[Problem 1]: List every championship that the wrestling passage below names.
[Problem 2]: For each statement, answer yes or no according to the wrestling passage below, and quote the words that decide it: (a) Regal lost to Chris Benoit at No Mercy. (b) Regal and Taylor brought back the Blue Bloods gimmick when they reformed their team. (c) Regal filled in for Jonathan Coachman as general manager of Raw.

[Document passage]:
────

King Booker's Court (2006–2007) 

Regal continued to wrestle in a lower mid-card status, the highlight of which saw him facing the United States Champion John "Bradshaw" Layfield in a losing effort while in England. Soon after Booker T became King Booker after becoming King of the Ring, Regal joined King Booker's Court by playing the role of a town crier. As a member of the Court, Regal helped Booker in his feud against Bobby Lashley, occasionally teaming up with fellow Court member Finlay in tag team matches. However, during this time he also feuded with Finlay for the United States Championship. Regal was knighted by King Booker and was given the title of "Sir". At No Mercy, Regal lost to a returning Chris Benoit, resulting in him turning his back on the Court afterwards by knocking down King Booker with a punch to the face after Booker slapped him and called him useless. During the broadcast, Regal was involved in a backstage segment with Vito in which he accidentally exposed his penis.

12 days after No Mercy, Regal stated that while he had once been one of the world's greatest wrestlers, he had since become a doormat for other SmackDown wrestlers. He referred to being dressed as a buxom wench for a pirate, the aforementioned locker room incident with Vito, and being knighted by a false king as examples. After announcing he was finished being a whipping boy, he introduced his old tag team partner Dave Taylor and the two went on to easily defeat the team of Scotty 2 Hotty and Funaki. Though the pair reformed their previous tag team, they did not reuse the Blue Bloods gimmick and instead portrayed themselves as sadistic fighters. However, the team was quickly put into jeopardy in their second match together when Taylor suffered a torn meniscus in his left knee, leaving him injured. Taylor took a more relaxed role for a couple of weeks as a corner man for Regal and only wrestled in a few short house show matches. Taylor quickly healed from his injury and the pair feuded with the WWE Tag Team Champions Paul London and Brian Kendrick. After defeating London and Kendrick on several occasions, at Armageddon they took part in a four-way ladder match alongside Johnny Nitro and Joey Mercury and The Hardys. London and Kendrick coming out on top after Joey Mercury suffered a serious facial injury.

On the 25 May 2007 episode of SmackDown!, Regal and Taylor competed in a number one contenders match for the WWE Tag Team Championship against London and Kendrick, which they lost after Deuce 'n Domino interfered, making both teams the number one contenders. This interference led to a triple threat match the next week on SmackDown! in which Deuce 'n Domino retained the title.

Raw General Manager and King of the Ring (2007–2009) 

On 17 June, Regal was drafted back to the Raw brand during the supplemental draft, ending his tag team with Dave Taylor. On 2 July, Regal served as Interim general manager of Raw, filling in for Jonathan Coachman. While general manager, Regal introduced the Beat the Clock Sprint to Raw, which was used to determine who would challenge John Cena for the WWE Championship at The Great American Bash.

────

[Source information]:
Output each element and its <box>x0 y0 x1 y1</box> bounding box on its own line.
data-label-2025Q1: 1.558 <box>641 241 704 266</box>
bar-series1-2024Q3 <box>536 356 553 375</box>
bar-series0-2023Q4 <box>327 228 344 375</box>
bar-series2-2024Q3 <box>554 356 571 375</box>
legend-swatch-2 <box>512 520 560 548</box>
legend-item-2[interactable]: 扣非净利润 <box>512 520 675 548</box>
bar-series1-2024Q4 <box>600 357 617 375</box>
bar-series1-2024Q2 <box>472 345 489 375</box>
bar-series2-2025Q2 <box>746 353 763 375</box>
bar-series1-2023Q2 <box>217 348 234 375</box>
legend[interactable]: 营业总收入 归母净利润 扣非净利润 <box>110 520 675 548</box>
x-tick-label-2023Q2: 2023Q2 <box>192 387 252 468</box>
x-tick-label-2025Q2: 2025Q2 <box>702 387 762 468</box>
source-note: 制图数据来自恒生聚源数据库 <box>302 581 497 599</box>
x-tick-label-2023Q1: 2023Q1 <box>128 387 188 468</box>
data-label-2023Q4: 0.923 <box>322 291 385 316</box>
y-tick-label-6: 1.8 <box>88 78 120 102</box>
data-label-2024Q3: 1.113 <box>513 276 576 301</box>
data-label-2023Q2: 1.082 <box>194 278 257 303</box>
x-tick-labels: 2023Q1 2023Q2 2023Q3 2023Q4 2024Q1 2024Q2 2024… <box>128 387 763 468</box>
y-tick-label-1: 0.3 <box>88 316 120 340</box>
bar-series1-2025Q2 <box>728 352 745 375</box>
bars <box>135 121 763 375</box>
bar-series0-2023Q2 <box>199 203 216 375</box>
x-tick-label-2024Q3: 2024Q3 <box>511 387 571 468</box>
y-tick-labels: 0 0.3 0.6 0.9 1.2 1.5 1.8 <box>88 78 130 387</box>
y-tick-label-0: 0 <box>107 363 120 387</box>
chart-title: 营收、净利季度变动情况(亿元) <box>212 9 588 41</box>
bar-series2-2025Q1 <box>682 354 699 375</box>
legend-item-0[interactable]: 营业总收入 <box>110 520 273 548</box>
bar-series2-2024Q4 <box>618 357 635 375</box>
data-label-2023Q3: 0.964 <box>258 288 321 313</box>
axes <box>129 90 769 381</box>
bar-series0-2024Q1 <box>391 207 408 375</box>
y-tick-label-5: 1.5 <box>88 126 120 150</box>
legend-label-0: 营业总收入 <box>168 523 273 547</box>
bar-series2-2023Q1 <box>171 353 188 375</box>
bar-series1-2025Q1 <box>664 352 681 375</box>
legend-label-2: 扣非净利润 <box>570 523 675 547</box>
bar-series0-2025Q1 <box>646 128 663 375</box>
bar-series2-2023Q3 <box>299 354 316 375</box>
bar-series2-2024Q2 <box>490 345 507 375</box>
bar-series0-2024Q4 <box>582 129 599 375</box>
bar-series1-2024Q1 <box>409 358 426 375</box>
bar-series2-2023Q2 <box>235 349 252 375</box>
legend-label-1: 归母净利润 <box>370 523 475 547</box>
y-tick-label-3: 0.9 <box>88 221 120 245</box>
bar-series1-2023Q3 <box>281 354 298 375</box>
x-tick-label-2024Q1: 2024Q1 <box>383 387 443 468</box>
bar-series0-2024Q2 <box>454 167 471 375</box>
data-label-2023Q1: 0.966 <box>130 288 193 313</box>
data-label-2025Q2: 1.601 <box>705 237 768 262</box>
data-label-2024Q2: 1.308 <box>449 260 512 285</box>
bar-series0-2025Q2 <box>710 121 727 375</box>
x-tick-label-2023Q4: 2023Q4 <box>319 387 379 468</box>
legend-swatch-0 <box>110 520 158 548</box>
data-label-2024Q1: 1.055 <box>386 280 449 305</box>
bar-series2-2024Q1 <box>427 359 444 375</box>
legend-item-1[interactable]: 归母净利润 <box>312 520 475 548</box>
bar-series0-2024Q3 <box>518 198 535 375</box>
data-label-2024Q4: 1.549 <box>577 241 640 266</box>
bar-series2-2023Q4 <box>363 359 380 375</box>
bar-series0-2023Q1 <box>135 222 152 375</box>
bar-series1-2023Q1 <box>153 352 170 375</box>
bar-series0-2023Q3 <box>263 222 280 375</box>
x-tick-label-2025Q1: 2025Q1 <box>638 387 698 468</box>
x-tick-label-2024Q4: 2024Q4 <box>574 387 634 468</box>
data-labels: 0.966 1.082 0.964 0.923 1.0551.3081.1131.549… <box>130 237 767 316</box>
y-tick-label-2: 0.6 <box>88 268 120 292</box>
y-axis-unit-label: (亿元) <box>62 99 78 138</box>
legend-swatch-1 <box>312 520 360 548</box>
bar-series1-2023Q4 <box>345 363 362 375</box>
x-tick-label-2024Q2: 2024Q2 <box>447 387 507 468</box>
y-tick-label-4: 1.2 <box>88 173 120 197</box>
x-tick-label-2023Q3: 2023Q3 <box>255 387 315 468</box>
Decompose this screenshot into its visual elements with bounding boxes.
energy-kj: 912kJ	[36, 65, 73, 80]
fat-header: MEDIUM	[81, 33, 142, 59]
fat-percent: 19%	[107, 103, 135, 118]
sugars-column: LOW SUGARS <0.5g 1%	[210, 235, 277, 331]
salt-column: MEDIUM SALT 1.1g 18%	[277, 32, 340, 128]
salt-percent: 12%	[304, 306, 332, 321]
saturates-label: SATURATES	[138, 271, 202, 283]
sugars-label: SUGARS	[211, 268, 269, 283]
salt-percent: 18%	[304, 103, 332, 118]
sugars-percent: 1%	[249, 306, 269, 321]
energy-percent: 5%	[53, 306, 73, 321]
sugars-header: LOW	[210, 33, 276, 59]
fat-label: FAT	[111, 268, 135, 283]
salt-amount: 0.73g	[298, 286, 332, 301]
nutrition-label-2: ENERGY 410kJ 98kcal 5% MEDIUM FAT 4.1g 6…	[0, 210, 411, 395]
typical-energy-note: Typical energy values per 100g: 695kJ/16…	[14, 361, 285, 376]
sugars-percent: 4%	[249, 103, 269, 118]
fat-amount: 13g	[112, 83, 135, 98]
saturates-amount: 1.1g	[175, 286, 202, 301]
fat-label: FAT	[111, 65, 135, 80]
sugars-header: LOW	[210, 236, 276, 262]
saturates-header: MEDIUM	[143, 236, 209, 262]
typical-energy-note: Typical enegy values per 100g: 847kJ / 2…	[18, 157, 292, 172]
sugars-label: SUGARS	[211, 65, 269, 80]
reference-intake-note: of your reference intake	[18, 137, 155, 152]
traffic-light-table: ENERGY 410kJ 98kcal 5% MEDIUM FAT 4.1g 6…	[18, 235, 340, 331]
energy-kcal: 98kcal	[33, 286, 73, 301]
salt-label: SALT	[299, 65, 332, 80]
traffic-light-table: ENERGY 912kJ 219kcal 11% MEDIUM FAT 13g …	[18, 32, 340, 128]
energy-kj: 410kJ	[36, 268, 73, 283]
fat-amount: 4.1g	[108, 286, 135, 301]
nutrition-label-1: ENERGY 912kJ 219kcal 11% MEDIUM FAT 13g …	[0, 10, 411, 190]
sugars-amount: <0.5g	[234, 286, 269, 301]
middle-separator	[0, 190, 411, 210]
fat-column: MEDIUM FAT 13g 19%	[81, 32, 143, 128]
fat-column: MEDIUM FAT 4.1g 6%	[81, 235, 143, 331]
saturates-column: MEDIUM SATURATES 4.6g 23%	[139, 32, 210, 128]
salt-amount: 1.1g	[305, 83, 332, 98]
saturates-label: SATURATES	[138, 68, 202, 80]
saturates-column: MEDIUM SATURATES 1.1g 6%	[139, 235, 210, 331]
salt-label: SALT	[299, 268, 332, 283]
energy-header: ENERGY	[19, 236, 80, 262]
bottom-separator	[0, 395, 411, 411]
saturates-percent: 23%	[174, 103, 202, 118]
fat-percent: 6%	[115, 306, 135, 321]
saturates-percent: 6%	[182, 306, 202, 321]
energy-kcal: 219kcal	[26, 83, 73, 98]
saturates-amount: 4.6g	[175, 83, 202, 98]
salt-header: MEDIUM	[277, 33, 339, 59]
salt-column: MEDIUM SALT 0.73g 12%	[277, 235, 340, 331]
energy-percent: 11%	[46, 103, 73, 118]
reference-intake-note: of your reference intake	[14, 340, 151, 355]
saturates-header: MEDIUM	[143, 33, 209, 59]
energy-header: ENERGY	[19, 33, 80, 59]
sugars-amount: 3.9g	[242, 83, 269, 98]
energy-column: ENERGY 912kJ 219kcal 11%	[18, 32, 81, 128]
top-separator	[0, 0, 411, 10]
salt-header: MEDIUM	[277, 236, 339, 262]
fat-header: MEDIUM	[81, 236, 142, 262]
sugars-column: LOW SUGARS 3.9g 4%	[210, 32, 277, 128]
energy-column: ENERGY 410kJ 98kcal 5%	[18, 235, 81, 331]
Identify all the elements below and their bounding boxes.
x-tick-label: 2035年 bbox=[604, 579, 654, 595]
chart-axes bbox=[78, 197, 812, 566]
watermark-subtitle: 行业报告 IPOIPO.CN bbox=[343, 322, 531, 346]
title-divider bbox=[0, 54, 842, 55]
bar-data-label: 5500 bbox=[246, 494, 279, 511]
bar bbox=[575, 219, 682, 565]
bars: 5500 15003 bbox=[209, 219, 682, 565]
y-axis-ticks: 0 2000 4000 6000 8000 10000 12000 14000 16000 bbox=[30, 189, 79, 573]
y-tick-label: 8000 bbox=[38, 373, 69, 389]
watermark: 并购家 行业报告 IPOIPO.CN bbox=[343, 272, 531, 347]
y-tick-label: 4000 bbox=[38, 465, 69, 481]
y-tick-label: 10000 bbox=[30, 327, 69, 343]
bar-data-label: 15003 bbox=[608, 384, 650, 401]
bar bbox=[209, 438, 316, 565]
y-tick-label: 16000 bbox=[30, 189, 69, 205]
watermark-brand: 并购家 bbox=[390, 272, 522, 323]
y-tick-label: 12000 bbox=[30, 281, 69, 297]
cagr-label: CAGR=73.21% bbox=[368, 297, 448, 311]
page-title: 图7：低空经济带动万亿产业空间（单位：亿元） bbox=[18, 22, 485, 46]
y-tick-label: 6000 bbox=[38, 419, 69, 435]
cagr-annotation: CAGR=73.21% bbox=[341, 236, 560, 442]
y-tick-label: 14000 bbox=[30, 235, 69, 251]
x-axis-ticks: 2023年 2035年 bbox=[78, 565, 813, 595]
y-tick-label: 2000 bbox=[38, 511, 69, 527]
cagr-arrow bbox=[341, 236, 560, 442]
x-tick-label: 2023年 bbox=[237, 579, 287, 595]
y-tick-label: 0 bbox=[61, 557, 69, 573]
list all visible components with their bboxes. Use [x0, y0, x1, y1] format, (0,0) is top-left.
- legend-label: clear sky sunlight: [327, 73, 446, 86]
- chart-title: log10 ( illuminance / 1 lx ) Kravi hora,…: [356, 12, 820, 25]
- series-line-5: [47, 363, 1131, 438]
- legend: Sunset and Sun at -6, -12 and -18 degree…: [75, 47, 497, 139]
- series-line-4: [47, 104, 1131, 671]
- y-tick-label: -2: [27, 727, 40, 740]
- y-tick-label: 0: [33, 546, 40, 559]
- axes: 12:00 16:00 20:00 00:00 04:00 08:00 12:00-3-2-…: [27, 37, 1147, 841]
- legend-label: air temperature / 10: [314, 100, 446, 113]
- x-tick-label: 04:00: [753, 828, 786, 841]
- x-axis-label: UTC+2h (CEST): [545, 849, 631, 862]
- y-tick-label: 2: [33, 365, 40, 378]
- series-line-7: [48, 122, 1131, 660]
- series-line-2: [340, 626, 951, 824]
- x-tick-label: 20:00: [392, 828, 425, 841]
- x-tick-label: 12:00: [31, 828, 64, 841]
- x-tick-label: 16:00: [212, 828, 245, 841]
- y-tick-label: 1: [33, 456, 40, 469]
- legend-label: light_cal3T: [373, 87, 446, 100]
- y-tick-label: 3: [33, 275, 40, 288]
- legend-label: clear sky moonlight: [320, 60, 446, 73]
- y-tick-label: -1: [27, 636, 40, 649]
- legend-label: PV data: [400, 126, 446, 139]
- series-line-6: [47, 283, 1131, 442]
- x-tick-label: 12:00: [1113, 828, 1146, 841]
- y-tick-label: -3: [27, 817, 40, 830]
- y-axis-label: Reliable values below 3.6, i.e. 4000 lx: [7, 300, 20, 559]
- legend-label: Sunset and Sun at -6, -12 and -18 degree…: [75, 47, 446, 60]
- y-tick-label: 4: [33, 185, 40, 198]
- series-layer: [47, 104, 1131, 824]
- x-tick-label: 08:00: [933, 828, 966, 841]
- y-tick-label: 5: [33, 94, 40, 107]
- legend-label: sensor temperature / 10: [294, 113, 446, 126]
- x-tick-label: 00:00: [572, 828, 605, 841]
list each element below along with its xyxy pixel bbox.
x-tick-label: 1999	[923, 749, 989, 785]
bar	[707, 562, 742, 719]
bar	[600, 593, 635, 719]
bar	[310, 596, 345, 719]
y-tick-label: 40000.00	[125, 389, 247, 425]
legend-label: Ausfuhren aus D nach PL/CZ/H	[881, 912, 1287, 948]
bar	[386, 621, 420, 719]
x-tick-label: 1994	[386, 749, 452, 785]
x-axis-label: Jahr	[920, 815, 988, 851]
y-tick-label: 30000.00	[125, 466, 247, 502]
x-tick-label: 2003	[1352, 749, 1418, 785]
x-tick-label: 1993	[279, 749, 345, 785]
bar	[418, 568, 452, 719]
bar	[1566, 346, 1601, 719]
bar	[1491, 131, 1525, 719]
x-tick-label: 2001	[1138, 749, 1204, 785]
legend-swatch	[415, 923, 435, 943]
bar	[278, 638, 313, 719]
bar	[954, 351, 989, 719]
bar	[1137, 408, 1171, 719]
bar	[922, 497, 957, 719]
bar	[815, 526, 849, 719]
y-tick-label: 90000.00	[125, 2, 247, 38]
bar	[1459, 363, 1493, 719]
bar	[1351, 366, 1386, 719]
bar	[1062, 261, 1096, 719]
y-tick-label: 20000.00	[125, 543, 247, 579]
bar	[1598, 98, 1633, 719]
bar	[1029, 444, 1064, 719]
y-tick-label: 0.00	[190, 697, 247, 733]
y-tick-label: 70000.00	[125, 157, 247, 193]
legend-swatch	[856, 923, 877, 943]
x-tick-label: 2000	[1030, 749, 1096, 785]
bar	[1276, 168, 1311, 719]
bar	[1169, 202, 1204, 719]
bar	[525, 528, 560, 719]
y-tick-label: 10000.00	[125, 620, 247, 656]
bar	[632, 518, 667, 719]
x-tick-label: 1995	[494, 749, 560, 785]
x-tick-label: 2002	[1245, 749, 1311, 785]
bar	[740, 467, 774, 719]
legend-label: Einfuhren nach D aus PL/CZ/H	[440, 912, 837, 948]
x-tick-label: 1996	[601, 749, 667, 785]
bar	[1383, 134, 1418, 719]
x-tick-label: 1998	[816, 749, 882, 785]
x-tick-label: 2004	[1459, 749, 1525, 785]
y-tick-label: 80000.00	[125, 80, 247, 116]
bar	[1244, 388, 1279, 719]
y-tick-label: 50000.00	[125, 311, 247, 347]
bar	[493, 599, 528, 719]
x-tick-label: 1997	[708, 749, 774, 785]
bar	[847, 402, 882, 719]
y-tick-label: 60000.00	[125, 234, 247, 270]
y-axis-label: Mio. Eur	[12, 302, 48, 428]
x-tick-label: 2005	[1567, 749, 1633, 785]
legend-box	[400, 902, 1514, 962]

────

[Task result 1]:
- United States Championship
- WWE Tag Team Championship
- WWE Championship

[Task result 2]:
(a) Yes: "At No Mercy, Regal lost to a returning Chris Benoit"
(b) No: "they did not reuse the Blue Bloods gimmick"
(c) Yes: "Regal served as Interim general manager of Raw, filling in for Jonathan Coachman"